For each entry that follows, produce an exact copy.

╔══

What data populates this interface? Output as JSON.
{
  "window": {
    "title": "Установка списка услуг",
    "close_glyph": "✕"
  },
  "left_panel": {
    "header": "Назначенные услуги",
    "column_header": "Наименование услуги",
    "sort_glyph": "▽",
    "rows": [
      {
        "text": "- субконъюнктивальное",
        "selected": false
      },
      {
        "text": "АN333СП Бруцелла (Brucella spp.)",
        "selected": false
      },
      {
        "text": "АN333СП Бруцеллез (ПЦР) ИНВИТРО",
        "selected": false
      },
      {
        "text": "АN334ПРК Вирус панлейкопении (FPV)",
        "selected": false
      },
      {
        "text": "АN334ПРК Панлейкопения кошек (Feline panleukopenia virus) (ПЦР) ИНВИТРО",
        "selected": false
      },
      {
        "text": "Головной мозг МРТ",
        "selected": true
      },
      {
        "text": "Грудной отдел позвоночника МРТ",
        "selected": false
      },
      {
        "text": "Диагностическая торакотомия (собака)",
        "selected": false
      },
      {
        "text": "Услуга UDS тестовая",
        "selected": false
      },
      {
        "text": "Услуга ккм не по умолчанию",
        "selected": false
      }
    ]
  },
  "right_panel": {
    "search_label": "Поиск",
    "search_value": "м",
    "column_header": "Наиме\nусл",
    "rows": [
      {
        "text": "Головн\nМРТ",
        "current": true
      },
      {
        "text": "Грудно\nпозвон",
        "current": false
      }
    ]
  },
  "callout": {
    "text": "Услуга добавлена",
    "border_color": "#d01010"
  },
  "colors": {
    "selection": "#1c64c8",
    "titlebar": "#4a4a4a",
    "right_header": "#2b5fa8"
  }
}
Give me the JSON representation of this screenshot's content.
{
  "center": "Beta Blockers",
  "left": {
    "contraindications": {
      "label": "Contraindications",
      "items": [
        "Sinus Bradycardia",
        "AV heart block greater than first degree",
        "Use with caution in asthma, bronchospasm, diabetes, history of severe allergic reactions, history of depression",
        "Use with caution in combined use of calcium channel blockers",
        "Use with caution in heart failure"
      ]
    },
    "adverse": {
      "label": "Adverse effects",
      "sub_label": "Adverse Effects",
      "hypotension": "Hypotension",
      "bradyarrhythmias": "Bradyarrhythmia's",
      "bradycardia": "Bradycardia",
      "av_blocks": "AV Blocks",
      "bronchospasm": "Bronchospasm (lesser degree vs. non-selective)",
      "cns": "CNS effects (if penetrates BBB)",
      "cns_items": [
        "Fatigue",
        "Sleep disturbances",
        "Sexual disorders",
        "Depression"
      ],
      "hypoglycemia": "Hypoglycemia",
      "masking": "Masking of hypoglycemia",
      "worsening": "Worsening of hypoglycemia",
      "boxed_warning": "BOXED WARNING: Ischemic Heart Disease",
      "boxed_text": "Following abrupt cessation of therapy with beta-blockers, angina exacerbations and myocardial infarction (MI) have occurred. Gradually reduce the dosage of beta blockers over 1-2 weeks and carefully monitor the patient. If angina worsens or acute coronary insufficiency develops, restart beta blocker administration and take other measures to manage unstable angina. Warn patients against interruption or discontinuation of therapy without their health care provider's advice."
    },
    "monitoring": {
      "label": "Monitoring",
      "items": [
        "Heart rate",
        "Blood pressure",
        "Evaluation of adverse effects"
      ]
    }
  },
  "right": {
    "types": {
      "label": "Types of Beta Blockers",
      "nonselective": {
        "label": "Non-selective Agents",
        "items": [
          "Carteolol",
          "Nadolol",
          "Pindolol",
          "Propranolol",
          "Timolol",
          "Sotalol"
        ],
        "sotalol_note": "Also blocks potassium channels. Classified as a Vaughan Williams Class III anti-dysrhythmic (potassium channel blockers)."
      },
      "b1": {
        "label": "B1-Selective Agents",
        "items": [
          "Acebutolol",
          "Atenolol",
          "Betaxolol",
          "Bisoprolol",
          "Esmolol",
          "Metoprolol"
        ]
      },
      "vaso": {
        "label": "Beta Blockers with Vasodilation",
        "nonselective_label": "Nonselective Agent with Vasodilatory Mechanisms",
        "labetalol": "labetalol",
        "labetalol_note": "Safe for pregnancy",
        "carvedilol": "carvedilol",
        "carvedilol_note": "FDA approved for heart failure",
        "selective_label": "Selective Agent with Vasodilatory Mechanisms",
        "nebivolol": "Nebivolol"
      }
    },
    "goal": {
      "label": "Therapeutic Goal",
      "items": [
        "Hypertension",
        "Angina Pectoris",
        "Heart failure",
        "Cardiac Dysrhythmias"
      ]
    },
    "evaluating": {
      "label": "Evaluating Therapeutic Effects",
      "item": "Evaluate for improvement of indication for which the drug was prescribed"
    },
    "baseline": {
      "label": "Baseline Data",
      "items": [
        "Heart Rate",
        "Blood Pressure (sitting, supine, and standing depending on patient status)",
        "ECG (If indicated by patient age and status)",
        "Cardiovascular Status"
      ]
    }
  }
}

╚══

#### Finished exercise:
What data populates this interface? Output as JSON.
{
  "window": {
    "title": "Установка списка услуг",
    "close_glyph": "✕"
  },
  "left_panel": {
    "header": "Назначенные услуги",
    "column_header": "Наименование услуги",
    "sort_glyph": "▽",
    "rows": [
      {
        "text": "- субконъюнктивальное",
        "selected": false
      },
      {
        "text": "АN333СП Бруцелла (Brucella spp.)",
        "selected": false
      },
      {
        "text": "АN333СП Бруцеллез (ПЦР) ИНВИТРО",
        "selected": false
      },
      {
        "text": "АN334ПРК Вирус панлейкопении (FPV)",
        "selected": false
      },
      {
        "text": "АN334ПРК Панлейкопения кошек (Feline panleukopenia virus) (ПЦР) ИНВИТРО",
        "selected": false
      },
      {
        "text": "Головной мозг МРТ",
        "selected": true
      },
      {
        "text": "Грудной отдел позвоночника МРТ",
        "selected": false
      },
      {
        "text": "Диагностическая торакотомия (собака)",
        "selected": false
      },
      {
        "text": "Услуга UDS тестовая",
        "selected": false
      },
      {
        "text": "Услуга ккм не по умолчанию",
        "selected": false
      }
    ]
  },
  "right_panel": {
    "search_label": "Поиск",
    "search_value": "м",
    "column_header": "Наиме\nусл",
    "rows": [
      {
        "text": "Головн\nМРТ",
        "current": true
      },
      {
        "text": "Грудно\nпозвон",
        "current": false
      }
    ]
  },
  "callout": {
    "text": "Услуга добавлена",
    "border_color": "#d01010"
  },
  "colors": {
    "selection": "#1c64c8",
    "titlebar": "#4a4a4a",
    "right_header": "#2b5fa8"
  }
}
Give me the JSON representation of this screenshot's content.
{
  "center": "Beta Blockers",
  "left": {
    "contraindications": {
      "label": "Contraindications",
      "items": [
        "Sinus Bradycardia",
        "AV heart block greater than first degree",
        "Use with caution in asthma, bronchospasm, diabetes, history of severe allergic reactions, history of depression",
        "Use with caution in combined use of calcium channel blockers",
        "Use with caution in heart failure"
      ]
    },
    "adverse": {
      "label": "Adverse effects",
      "sub_label": "Adverse Effects",
      "hypotension": "Hypotension",
      "bradyarrhythmias": "Bradyarrhythmia's",
      "bradycardia": "Bradycardia",
      "av_blocks": "AV Blocks",
      "bronchospasm": "Bronchospasm (lesser degree vs. non-selective)",
      "cns": "CNS effects (if penetrates BBB)",
      "cns_items": [
        "Fatigue",
        "Sleep disturbances",
        "Sexual disorders",
        "Depression"
      ],
      "hypoglycemia": "Hypoglycemia",
      "masking": "Masking of hypoglycemia",
      "worsening": "Worsening of hypoglycemia",
      "boxed_warning": "BOXED WARNING: Ischemic Heart Disease",
      "boxed_text": "Following abrupt cessation of therapy with beta-blockers, angina exacerbations and myocardial infarction (MI) have occurred. Gradually reduce the dosage of beta blockers over 1-2 weeks and carefully monitor the patient. If angina worsens or acute coronary insufficiency develops, restart beta blocker administration and take other measures to manage unstable angina. Warn patients against interruption or discontinuation of therapy without their health care provider's advice."
    },
    "monitoring": {
      "label": "Monitoring",
      "items": [
        "Heart rate",
        "Blood pressure",
        "Evaluation of adverse effects"
      ]
    }
  },
  "right": {
    "types": {
      "label": "Types of Beta Blockers",
      "nonselective": {
        "label": "Non-selective Agents",
        "items": [
          "Carteolol",
          "Nadolol",
          "Pindolol",
          "Propranolol",
          "Timolol",
          "Sotalol"
        ],
        "sotalol_note": "Also blocks potassium channels. Classified as a Vaughan Williams Class III anti-dysrhythmic (potassium channel blockers)."
      },
      "b1": {
        "label": "B1-Selective Agents",
        "items": [
          "Acebutolol",
          "Atenolol",
          "Betaxolol",
          "Bisoprolol",
          "Esmolol",
          "Metoprolol"
        ]
      },
      "vaso": {
        "label": "Beta Blockers with Vasodilation",
        "nonselective_label": "Nonselective Agent with Vasodilatory Mechanisms",
        "labetalol": "labetalol",
        "labetalol_note": "Safe for pregnancy",
        "carvedilol": "carvedilol",
        "carvedilol_note": "FDA approved for heart failure",
        "selective_label": "Selective Agent with Vasodilatory Mechanisms",
        "nebivolol": "Nebivolol"
      }
    },
    "goal": {
      "label": "Therapeutic Goal",
      "items": [
        "Hypertension",
        "Angina Pectoris",
        "Heart failure",
        "Cardiac Dysrhythmias"
      ]
    },
    "evaluating": {
      "label": "Evaluating Therapeutic Effects",
      "item": "Evaluate for improvement of indication for which the drug was prescribed"
    },
    "baseline": {
      "label": "Baseline Data",
      "items": [
        "Heart Rate",
        "Blood Pressure (sitting, supine, and standing depending on patient status)",
        "ECG (If indicated by patient age and status)",
        "Cardiovascular Status"
      ]
    }
  }
}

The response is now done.